Exercise requirements: Exactly reproduce all the records, keeping pictures out of the copy.

Exercise material:
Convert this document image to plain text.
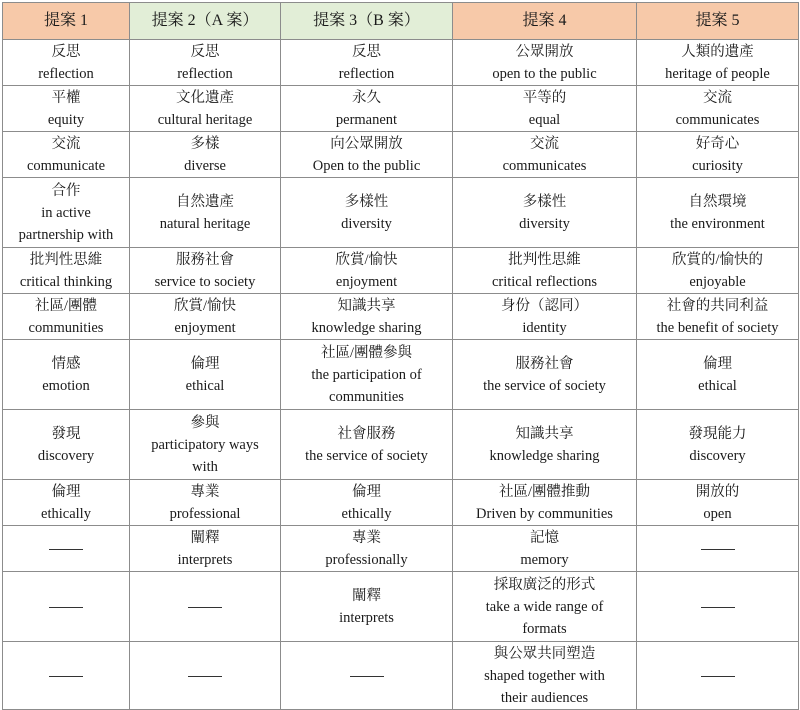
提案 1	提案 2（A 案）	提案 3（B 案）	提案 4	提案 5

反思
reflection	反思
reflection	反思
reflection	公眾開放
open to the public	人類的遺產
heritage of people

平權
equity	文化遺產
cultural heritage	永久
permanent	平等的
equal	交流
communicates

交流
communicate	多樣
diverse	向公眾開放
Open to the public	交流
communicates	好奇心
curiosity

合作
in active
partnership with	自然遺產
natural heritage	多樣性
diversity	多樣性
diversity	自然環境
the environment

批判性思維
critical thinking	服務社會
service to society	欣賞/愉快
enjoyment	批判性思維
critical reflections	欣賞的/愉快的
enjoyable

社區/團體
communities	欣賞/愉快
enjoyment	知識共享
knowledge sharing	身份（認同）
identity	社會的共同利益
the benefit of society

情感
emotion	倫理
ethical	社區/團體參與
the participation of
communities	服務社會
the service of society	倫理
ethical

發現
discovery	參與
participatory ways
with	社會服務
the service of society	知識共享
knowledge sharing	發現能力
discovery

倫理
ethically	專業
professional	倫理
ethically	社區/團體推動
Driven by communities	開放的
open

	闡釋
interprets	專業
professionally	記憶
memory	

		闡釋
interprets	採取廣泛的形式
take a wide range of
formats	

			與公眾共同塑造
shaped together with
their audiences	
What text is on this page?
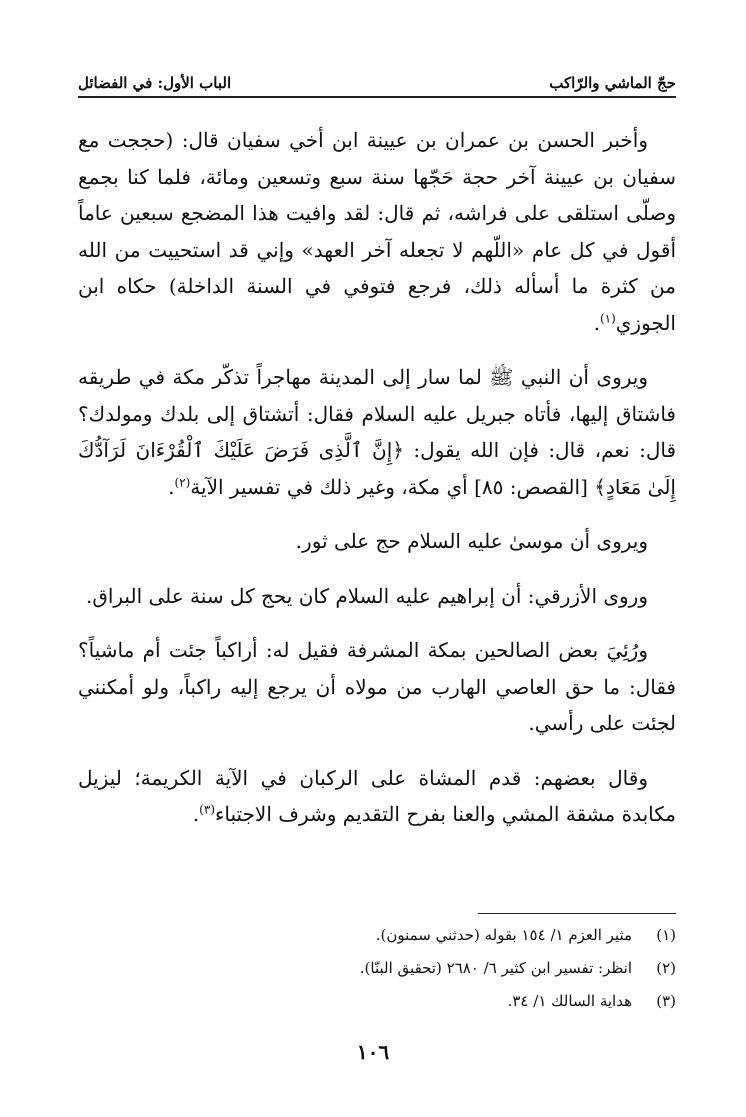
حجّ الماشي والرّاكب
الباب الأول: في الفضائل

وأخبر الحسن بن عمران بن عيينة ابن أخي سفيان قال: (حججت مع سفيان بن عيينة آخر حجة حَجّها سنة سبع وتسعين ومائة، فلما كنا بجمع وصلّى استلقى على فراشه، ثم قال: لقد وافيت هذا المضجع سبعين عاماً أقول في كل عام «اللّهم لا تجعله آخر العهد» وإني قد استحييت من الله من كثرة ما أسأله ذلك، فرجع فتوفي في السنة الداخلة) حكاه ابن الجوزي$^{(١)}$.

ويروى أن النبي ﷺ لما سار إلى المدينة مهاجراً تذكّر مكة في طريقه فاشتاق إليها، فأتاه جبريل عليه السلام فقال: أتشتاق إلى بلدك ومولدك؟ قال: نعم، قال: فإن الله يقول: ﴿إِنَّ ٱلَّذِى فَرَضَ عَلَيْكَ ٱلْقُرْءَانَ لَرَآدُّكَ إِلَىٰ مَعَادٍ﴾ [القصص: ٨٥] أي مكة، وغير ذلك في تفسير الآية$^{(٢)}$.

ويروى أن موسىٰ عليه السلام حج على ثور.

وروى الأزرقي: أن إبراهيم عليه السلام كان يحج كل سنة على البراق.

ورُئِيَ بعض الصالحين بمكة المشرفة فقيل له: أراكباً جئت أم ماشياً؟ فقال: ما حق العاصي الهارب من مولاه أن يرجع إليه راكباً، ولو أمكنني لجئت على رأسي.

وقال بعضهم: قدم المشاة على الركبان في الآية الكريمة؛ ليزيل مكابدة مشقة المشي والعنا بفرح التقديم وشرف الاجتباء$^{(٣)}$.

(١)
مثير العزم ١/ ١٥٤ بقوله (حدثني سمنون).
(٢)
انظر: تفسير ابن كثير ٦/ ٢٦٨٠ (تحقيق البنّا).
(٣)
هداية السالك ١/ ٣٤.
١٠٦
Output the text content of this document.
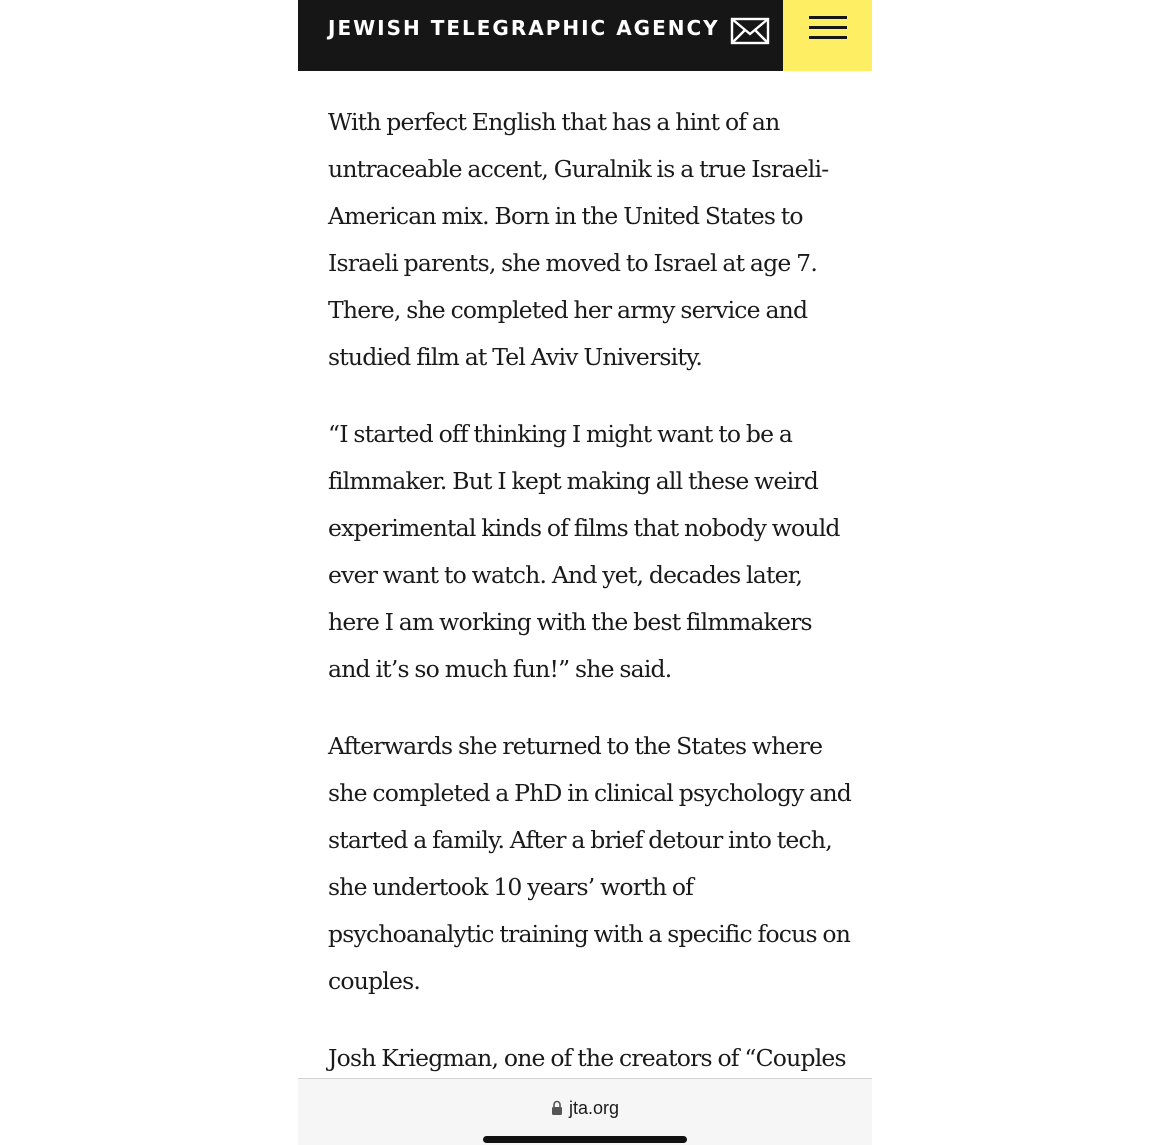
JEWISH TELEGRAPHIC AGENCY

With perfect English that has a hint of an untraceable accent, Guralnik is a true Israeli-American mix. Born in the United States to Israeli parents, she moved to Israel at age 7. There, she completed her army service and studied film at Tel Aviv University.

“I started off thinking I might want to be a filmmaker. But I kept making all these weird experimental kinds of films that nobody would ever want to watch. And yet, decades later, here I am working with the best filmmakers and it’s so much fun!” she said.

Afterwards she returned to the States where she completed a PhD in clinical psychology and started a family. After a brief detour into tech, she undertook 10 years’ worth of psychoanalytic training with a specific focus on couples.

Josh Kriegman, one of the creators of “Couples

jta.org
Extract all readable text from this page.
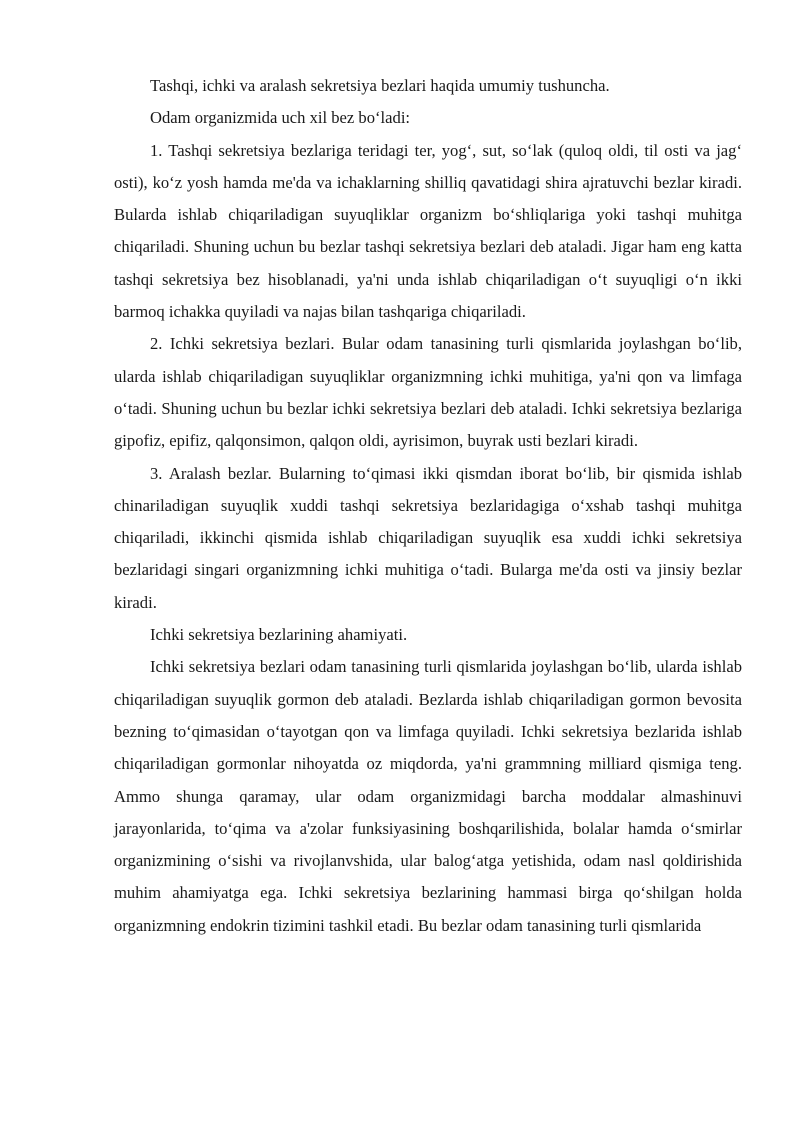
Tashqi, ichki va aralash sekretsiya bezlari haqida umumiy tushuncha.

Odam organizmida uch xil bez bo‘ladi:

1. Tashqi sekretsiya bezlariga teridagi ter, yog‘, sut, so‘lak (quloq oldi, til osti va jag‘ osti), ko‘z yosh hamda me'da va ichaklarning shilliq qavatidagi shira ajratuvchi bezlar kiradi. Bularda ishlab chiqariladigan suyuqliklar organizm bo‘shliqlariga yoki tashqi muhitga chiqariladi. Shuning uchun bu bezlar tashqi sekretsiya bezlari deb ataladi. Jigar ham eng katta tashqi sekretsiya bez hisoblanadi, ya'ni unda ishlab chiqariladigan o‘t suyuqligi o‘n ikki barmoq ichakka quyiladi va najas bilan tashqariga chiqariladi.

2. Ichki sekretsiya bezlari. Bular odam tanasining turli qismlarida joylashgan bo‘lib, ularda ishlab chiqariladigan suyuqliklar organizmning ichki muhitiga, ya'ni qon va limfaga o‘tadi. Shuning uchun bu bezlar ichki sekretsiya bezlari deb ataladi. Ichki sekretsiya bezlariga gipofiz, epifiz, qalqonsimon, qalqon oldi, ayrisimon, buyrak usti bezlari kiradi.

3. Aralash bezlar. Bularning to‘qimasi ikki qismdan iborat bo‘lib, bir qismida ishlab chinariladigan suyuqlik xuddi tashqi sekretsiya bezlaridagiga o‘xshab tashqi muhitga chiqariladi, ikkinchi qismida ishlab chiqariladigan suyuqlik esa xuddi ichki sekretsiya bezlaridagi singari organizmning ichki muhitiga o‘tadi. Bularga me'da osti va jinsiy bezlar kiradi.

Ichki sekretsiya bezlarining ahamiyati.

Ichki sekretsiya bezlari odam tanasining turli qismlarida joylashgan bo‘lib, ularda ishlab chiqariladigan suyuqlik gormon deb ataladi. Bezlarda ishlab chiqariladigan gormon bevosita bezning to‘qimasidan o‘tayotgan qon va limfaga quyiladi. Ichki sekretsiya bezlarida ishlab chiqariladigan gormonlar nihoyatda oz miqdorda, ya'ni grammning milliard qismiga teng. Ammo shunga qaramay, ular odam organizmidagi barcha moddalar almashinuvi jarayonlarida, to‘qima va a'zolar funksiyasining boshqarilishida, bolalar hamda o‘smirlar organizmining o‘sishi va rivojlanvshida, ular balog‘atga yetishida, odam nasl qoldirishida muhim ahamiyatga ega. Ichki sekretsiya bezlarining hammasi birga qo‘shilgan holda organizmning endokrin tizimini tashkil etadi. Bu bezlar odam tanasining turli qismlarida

Correct result:
Convert this document image to plain text.
提案 1	提案 2（A 案）	提案 3（B 案）	提案 4	提案 5

反思
reflection	反思
reflection	反思
reflection	公眾開放
open to the public	人類的遺產
heritage of people

平權
equity	文化遺產
cultural heritage	永久
permanent	平等的
equal	交流
communicates

交流
communicate	多樣
diverse	向公眾開放
Open to the public	交流
communicates	好奇心
curiosity

合作
in active
partnership with	自然遺產
natural heritage	多樣性
diversity	多樣性
diversity	自然環境
the environment

批判性思維
critical thinking	服務社會
service to society	欣賞/愉快
enjoyment	批判性思維
critical reflections	欣賞的/愉快的
enjoyable

社區/團體
communities	欣賞/愉快
enjoyment	知識共享
knowledge sharing	身份（認同）
identity	社會的共同利益
the benefit of society

情感
emotion	倫理
ethical	社區/團體參與
the participation of
communities	服務社會
the service of society	倫理
ethical

發現
discovery	參與
participatory ways
with	社會服務
the service of society	知識共享
knowledge sharing	發現能力
discovery

倫理
ethically	專業
professional	倫理
ethically	社區/團體推動
Driven by communities	開放的
open

	闡釋
interprets	專業
professionally	記憶
memory	

		闡釋
interprets	採取廣泛的形式
take a wide range of
formats	

			與公眾共同塑造
shaped together with
their audiences	
What text is on this page?
حجّ الماشي والرّاكب
الباب الأول: في الفضائل

وأخبر الحسن بن عمران بن عيينة ابن أخي سفيان قال: (حججت مع سفيان بن عيينة آخر حجة حَجّها سنة سبع وتسعين ومائة، فلما كنا بجمع وصلّى استلقى على فراشه، ثم قال: لقد وافيت هذا المضجع سبعين عاماً أقول في كل عام «اللّهم لا تجعله آخر العهد» وإني قد استحييت من الله من كثرة ما أسأله ذلك، فرجع فتوفي في السنة الداخلة) حكاه ابن الجوزي$^{(١)}$.

ويروى أن النبي ﷺ لما سار إلى المدينة مهاجراً تذكّر مكة في طريقه فاشتاق إليها، فأتاه جبريل عليه السلام فقال: أتشتاق إلى بلدك ومولدك؟ قال: نعم، قال: فإن الله يقول: ﴿إِنَّ ٱلَّذِى فَرَضَ عَلَيْكَ ٱلْقُرْءَانَ لَرَآدُّكَ إِلَىٰ مَعَادٍ﴾ [القصص: ٨٥] أي مكة، وغير ذلك في تفسير الآية$^{(٢)}$.

ويروى أن موسىٰ عليه السلام حج على ثور.

وروى الأزرقي: أن إبراهيم عليه السلام كان يحج كل سنة على البراق.

ورُئِيَ بعض الصالحين بمكة المشرفة فقيل له: أراكباً جئت أم ماشياً؟ فقال: ما حق العاصي الهارب من مولاه أن يرجع إليه راكباً، ولو أمكنني لجئت على رأسي.

وقال بعضهم: قدم المشاة على الركبان في الآية الكريمة؛ ليزيل مكابدة مشقة المشي والعنا بفرح التقديم وشرف الاجتباء$^{(٣)}$.

(١)
مثير العزم ١/ ١٥٤ بقوله (حدثني سمنون).
(٢)
انظر: تفسير ابن كثير ٦/ ٢٦٨٠ (تحقيق البنّا).
(٣)
هداية السالك ١/ ٣٤.
١٠٦
Output the text content of this document.
JEWISH TELEGRAPHIC AGENCY

With perfect English that has a hint of an untraceable accent, Guralnik is a true Israeli-American mix. Born in the United States to Israeli parents, she moved to Israel at age 7. There, she completed her army service and studied film at Tel Aviv University.

“I started off thinking I might want to be a filmmaker. But I kept making all these weird experimental kinds of films that nobody would ever want to watch. And yet, decades later, here I am working with the best filmmakers and it’s so much fun!” she said.

Afterwards she returned to the States where she completed a PhD in clinical psychology and started a family. After a brief detour into tech, she undertook 10 years’ worth of psychoanalytic training with a specific focus on couples.

Josh Kriegman, one of the creators of “Couples

jta.org
Extract all readable text from this page.
Tashqi, ichki va aralash sekretsiya bezlari haqida umumiy tushuncha.

Odam organizmida uch xil bez bo‘ladi:

1. Tashqi sekretsiya bezlariga teridagi ter, yog‘, sut, so‘lak (quloq oldi, til osti va jag‘ osti), ko‘z yosh hamda me'da va ichaklarning shilliq qavatidagi shira ajratuvchi bezlar kiradi. Bularda ishlab chiqariladigan suyuqliklar organizm bo‘shliqlariga yoki tashqi muhitga chiqariladi. Shuning uchun bu bezlar tashqi sekretsiya bezlari deb ataladi. Jigar ham eng katta tashqi sekretsiya bez hisoblanadi, ya'ni unda ishlab chiqariladigan o‘t suyuqligi o‘n ikki barmoq ichakka quyiladi va najas bilan tashqariga chiqariladi.

2. Ichki sekretsiya bezlari. Bular odam tanasining turli qismlarida joylashgan bo‘lib, ularda ishlab chiqariladigan suyuqliklar organizmning ichki muhitiga, ya'ni qon va limfaga o‘tadi. Shuning uchun bu bezlar ichki sekretsiya bezlari deb ataladi. Ichki sekretsiya bezlariga gipofiz, epifiz, qalqonsimon, qalqon oldi, ayrisimon, buyrak usti bezlari kiradi.

3. Aralash bezlar. Bularning to‘qimasi ikki qismdan iborat bo‘lib, bir qismida ishlab chinariladigan suyuqlik xuddi tashqi sekretsiya bezlaridagiga o‘xshab tashqi muhitga chiqariladi, ikkinchi qismida ishlab chiqariladigan suyuqlik esa xuddi ichki sekretsiya bezlaridagi singari organizmning ichki muhitiga o‘tadi. Bularga me'da osti va jinsiy bezlar kiradi.

Ichki sekretsiya bezlarining ahamiyati.

Ichki sekretsiya bezlari odam tanasining turli qismlarida joylashgan bo‘lib, ularda ishlab chiqariladigan suyuqlik gormon deb ataladi. Bezlarda ishlab chiqariladigan gormon bevosita bezning to‘qimasidan o‘tayotgan qon va limfaga quyiladi. Ichki sekretsiya bezlarida ishlab chiqariladigan gormonlar nihoyatda oz miqdorda, ya'ni grammning milliard qismiga teng. Ammo shunga qaramay, ular odam organizmidagi barcha moddalar almashinuvi jarayonlarida, to‘qima va a'zolar funksiyasining boshqarilishida, bolalar hamda o‘smirlar organizmining o‘sishi va rivojlanvshida, ular balog‘atga yetishida, odam nasl qoldirishida muhim ahamiyatga ega. Ichki sekretsiya bezlarining hammasi birga qo‘shilgan holda organizmning endokrin tizimini tashkil etadi. Bu bezlar odam tanasining turli qismlarida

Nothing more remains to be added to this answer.